──────── PROVIDED INFORMATION
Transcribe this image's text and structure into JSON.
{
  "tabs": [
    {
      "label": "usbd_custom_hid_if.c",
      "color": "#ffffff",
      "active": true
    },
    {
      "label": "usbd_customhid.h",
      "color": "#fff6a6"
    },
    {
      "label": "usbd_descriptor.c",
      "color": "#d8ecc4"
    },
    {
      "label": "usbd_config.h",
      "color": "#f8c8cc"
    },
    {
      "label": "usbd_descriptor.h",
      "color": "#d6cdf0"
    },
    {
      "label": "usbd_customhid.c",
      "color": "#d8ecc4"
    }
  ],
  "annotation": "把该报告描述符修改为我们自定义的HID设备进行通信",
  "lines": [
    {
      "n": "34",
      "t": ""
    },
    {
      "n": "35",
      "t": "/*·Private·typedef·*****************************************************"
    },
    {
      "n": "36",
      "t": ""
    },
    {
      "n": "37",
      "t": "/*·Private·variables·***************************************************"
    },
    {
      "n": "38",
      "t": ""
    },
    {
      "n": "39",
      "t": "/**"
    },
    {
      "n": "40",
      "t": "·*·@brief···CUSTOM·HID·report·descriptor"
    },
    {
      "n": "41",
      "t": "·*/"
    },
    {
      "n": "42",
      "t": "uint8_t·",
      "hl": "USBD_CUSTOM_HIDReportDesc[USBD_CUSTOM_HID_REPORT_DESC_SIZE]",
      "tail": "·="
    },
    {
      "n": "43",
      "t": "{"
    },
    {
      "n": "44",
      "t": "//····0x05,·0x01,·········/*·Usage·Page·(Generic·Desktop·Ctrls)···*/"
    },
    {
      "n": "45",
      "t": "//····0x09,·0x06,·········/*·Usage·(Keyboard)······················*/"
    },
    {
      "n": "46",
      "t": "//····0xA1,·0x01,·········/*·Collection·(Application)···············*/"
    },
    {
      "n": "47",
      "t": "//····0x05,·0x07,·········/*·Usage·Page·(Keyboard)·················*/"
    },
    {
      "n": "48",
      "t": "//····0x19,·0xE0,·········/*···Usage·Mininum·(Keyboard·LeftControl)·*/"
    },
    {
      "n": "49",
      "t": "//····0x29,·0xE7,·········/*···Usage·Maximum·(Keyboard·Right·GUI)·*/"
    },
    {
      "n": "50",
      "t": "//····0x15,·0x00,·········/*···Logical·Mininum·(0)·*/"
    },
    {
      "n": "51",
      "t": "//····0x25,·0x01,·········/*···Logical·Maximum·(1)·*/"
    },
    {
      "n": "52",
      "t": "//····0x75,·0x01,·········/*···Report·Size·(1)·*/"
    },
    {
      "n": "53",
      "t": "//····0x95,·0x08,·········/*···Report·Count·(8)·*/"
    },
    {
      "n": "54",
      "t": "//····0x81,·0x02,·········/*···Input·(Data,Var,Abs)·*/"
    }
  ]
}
────────────────
_THE PROBLEM_
Each line that holds the string "Usage" counts once; give the total and nothing else.

_THE OUTPUT_
5